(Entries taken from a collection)

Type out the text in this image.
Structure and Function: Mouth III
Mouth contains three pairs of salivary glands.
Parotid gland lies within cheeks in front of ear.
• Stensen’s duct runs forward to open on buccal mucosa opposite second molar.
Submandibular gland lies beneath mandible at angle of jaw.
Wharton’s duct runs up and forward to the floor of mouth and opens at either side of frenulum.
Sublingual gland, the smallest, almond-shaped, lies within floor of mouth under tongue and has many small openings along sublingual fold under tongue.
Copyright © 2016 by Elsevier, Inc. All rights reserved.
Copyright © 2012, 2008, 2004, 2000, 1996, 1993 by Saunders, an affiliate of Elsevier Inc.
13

TASK DETAILS: Identify the lines in the records above that contain the word "floor", then state how many there are and nothing more.

EXERCISE RESULT: 2